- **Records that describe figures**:
★ ★ ★ ★ ★

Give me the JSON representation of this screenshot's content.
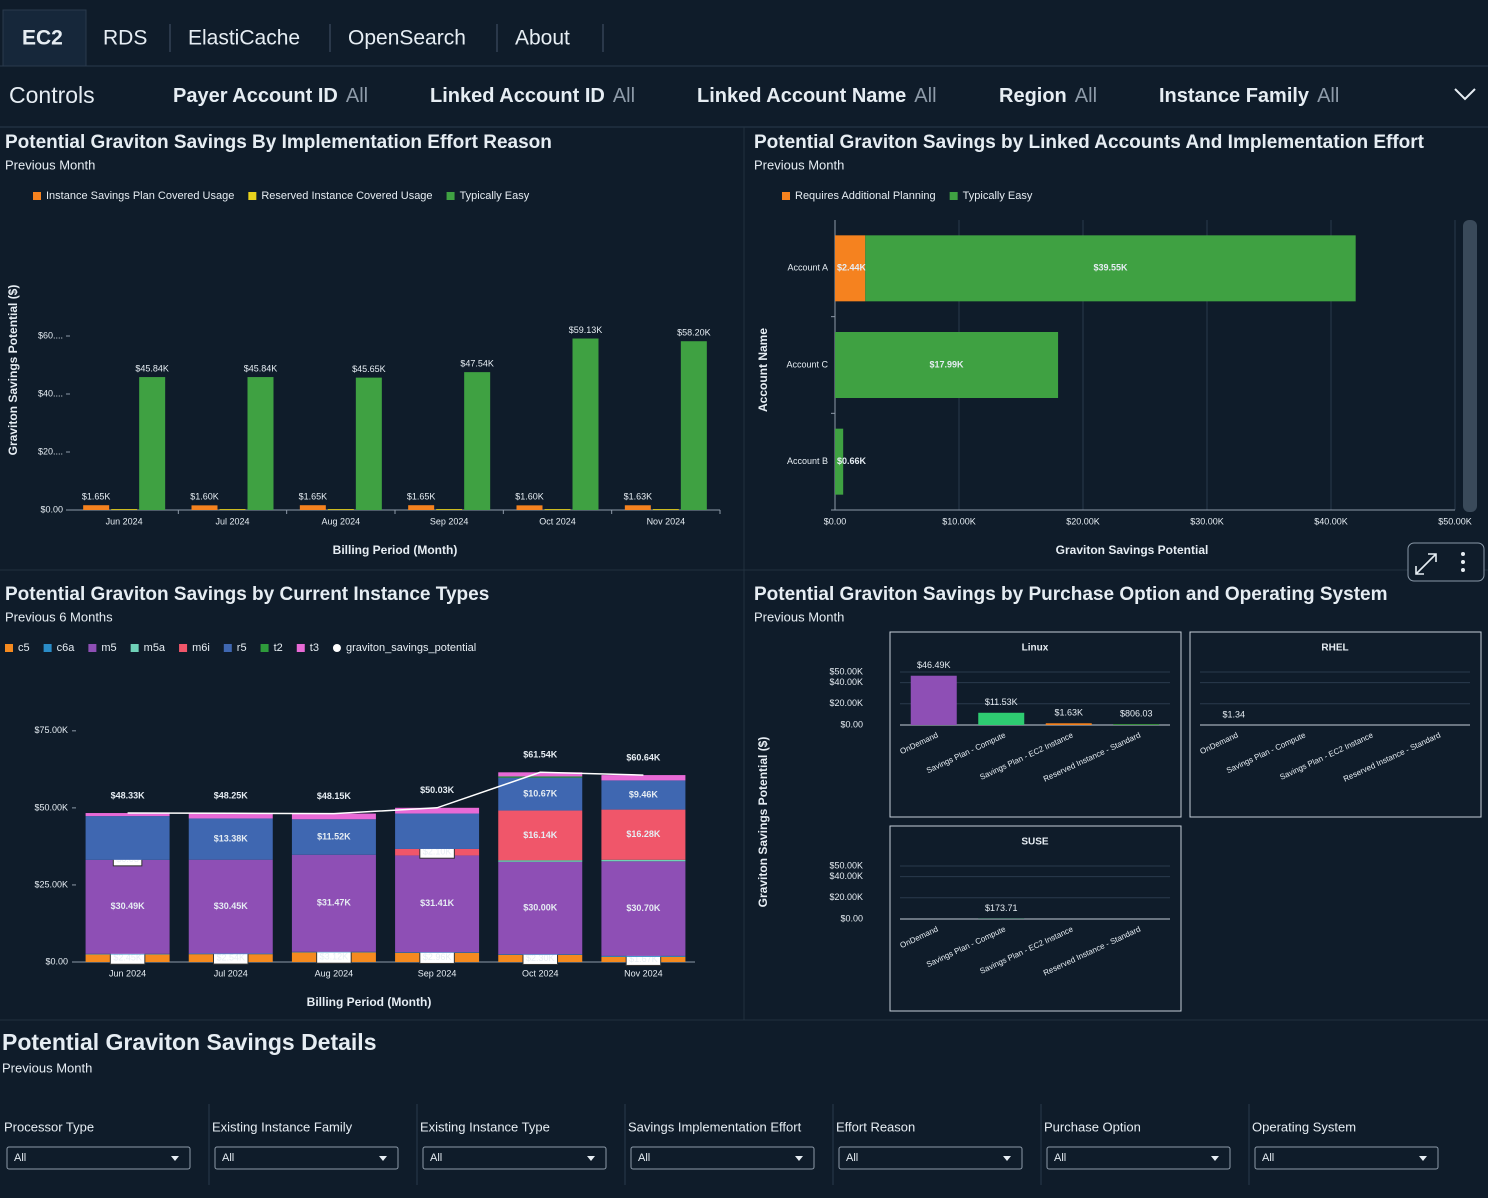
{
  "tabs": [
    "EC2",
    "RDS",
    "ElastiCache",
    "OpenSearch",
    "About"
  ],
  "controls": {
    "title": "Controls",
    "filters": [
      {
        "label": "Payer Account ID",
        "value": "All"
      },
      {
        "label": "Linked Account ID",
        "value": "All"
      },
      {
        "label": "Linked Account Name",
        "value": "All"
      },
      {
        "label": "Region",
        "value": "All"
      },
      {
        "label": "Instance Family",
        "value": "All"
      }
    ]
  },
  "chart_data": [
    {
      "type": "bar",
      "title": "Potential Graviton Savings By Implementation Effort Reason",
      "subtitle": "Previous Month",
      "x_label": "Billing Period (Month)",
      "y_label": "Graviton Savings Potential ($)",
      "categories": [
        "Jun 2024",
        "Jul 2024",
        "Aug 2024",
        "Sep 2024",
        "Oct 2024",
        "Nov 2024"
      ],
      "series": [
        {
          "name": "Instance Savings Plan Covered Usage",
          "color": "#f5821f",
          "values": [
            1650,
            1600,
            1650,
            1650,
            1600,
            1630
          ],
          "value_labels": [
            "$1.65K",
            "$1.60K",
            "$1.65K",
            "$1.65K",
            "$1.60K",
            "$1.63K"
          ]
        },
        {
          "name": "Reserved Instance Covered Usage",
          "color": "#e8d21d",
          "values": [
            300,
            300,
            300,
            300,
            300,
            300
          ]
        },
        {
          "name": "Typically Easy",
          "color": "#3fa142",
          "values": [
            45840,
            45840,
            45650,
            47540,
            59130,
            58200
          ],
          "value_labels": [
            "$45.84K",
            "$45.84K",
            "$45.65K",
            "$47.54K",
            "$59.13K",
            "$58.20K"
          ]
        }
      ],
      "ylim": [
        0,
        100000
      ],
      "yticks": [
        {
          "value": 0,
          "label": "$0.00"
        },
        {
          "value": 20000,
          "label": "$20...."
        },
        {
          "value": 40000,
          "label": "$40...."
        },
        {
          "value": 60000,
          "label": "$60...."
        }
      ],
      "grid": false
    },
    {
      "type": "bar",
      "orientation": "horizontal",
      "stacked": true,
      "title": "Potential Graviton Savings by Linked Accounts And Implementation Effort",
      "subtitle": "Previous Month",
      "x_label": "Graviton Savings Potential",
      "y_label": "Account Name",
      "categories": [
        "Account A",
        "Account C",
        "Account B"
      ],
      "series": [
        {
          "name": "Requires Additional Planning",
          "color": "#f5821f",
          "values": [
            2440,
            null,
            null
          ],
          "value_labels": [
            "$2.44K",
            null,
            null
          ]
        },
        {
          "name": "Typically Easy",
          "color": "#3fa142",
          "values": [
            39550,
            17990,
            660
          ],
          "value_labels": [
            "$39.55K",
            "$17.99K",
            "$0.66K"
          ]
        }
      ],
      "xlim": [
        0,
        50000
      ],
      "xticks": [
        {
          "value": 0,
          "label": "$0.00"
        },
        {
          "value": 10000,
          "label": "$10.00K"
        },
        {
          "value": 20000,
          "label": "$20.00K"
        },
        {
          "value": 30000,
          "label": "$30.00K"
        },
        {
          "value": 40000,
          "label": "$40.00K"
        },
        {
          "value": 50000,
          "label": "$50.00K"
        }
      ],
      "grid": true
    },
    {
      "type": "bar",
      "stacked": true,
      "title": "Potential Graviton Savings by Current Instance Types",
      "subtitle": "Previous 6 Months",
      "x_label": "Billing Period (Month)",
      "categories": [
        "Jun 2024",
        "Jul 2024",
        "Aug 2024",
        "Sep 2024",
        "Oct 2024",
        "Nov 2024"
      ],
      "series": [
        {
          "name": "c5",
          "color": "#f58a1f",
          "values": [
            2450,
            2540,
            3120,
            2960,
            2300,
            1670
          ],
          "value_labels": [
            "$2.45K",
            "$2.54K",
            "$3.12K",
            "$2.96K",
            "$2.30K",
            "$1.67K"
          ]
        },
        {
          "name": "c6a",
          "color": "#2a8cc7",
          "values": [
            200,
            200,
            200,
            200,
            200,
            300
          ]
        },
        {
          "name": "m5",
          "color": "#8e4fb5",
          "values": [
            30490,
            30450,
            31470,
            31410,
            30000,
            30700
          ],
          "value_labels": [
            "$30.49K",
            "$30.45K",
            "$31.47K",
            "$31.41K",
            "$30.00K",
            "$30.70K"
          ]
        },
        {
          "name": "m5a",
          "color": "#6fd1b8",
          "values": [
            null,
            null,
            null,
            null,
            500,
            500
          ]
        },
        {
          "name": "m6i",
          "color": "#f0566a",
          "values": [
            0.03,
            null,
            null,
            2100,
            16140,
            16280
          ],
          "value_labels": [
            "$0.03",
            null,
            null,
            "$2.10K",
            "$16.14K",
            "$16.28K"
          ]
        },
        {
          "name": "r5",
          "color": "#3f67b1",
          "values": [
            14200,
            13380,
            11520,
            11500,
            10670,
            9460
          ],
          "value_labels": [
            null,
            "$13.38K",
            "$11.52K",
            null,
            "$10.67K",
            "$9.46K"
          ]
        },
        {
          "name": "t2",
          "color": "#2e9b3b",
          "values": [
            null,
            null,
            null,
            null,
            400,
            null
          ]
        },
        {
          "name": "t3",
          "color": "#e86ad6",
          "values": [
            990,
            1680,
            1840,
            1860,
            1330,
            1730
          ]
        }
      ],
      "line": {
        "name": "graviton_savings_potential",
        "color": "#ffffff",
        "values": [
          48330,
          48250,
          48150,
          50030,
          61540,
          60640
        ],
        "value_labels": [
          "$48.33K",
          "$48.25K",
          "$48.15K",
          "$50.03K",
          "$61.54K",
          "$60.64K"
        ]
      },
      "ylim": [
        0,
        85000
      ],
      "yticks": [
        {
          "value": 0,
          "label": "$0.00"
        },
        {
          "value": 25000,
          "label": "$25.00K"
        },
        {
          "value": 50000,
          "label": "$50.00K"
        },
        {
          "value": 75000,
          "label": "$75.00K"
        }
      ],
      "grid": false
    },
    {
      "type": "bar",
      "facets_by": "operating_system",
      "title": "Potential Graviton Savings by Purchase Option and Operating System",
      "subtitle": "Previous Month",
      "y_label": "Graviton Savings Potential ($)",
      "categories": [
        "OnDemand",
        "Savings Plan - Compute",
        "Savings Plan - EC2 Instance",
        "Reserved Instance - Standard"
      ],
      "colors": [
        "#8e4fb5",
        "#2ecc71",
        "#f5821f",
        "#3fa142"
      ],
      "facets": [
        {
          "title": "Linux",
          "values": [
            46490,
            11530,
            1630,
            806.03
          ],
          "value_labels": [
            "$46.49K",
            "$11.53K",
            "$1.63K",
            "$806.03"
          ]
        },
        {
          "title": "RHEL",
          "values": [
            1.34,
            null,
            null,
            null
          ],
          "value_labels": [
            "$1.34",
            null,
            null,
            null
          ]
        },
        {
          "title": "SUSE",
          "values": [
            null,
            173.71,
            null,
            null
          ],
          "value_labels": [
            null,
            "$173.71",
            null,
            null
          ]
        }
      ],
      "ylim": [
        0,
        50000
      ],
      "yticks": [
        {
          "value": 0,
          "label": "$0.00"
        },
        {
          "value": 20000,
          "label": "$20.00K"
        },
        {
          "value": 40000,
          "label": "$40.00K"
        },
        {
          "value": 50000,
          "label": "$50.00K"
        }
      ],
      "grid": true
    }
  ],
  "details": {
    "title": "Potential Graviton Savings Details",
    "subtitle": "Previous Month",
    "filters": [
      {
        "label": "Processor Type",
        "value": "All"
      },
      {
        "label": "Existing Instance Family",
        "value": "All"
      },
      {
        "label": "Existing Instance Type",
        "value": "All"
      },
      {
        "label": "Savings Implementation Effort",
        "value": "All"
      },
      {
        "label": "Effort Reason",
        "value": "All"
      },
      {
        "label": "Purchase Option",
        "value": "All"
      },
      {
        "label": "Operating System",
        "value": "All"
      }
    ]
  }
}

★ ★ ★ ★ ★

- **WHAT THE TASK ASKS**: Using the listing above, locate the lines that hold "Covered" and copy each one.

- **TASK RESULT**:
          "name": "Instance Savings Plan Covered Usage",
          "name": "Reserved Instance Covered Usage",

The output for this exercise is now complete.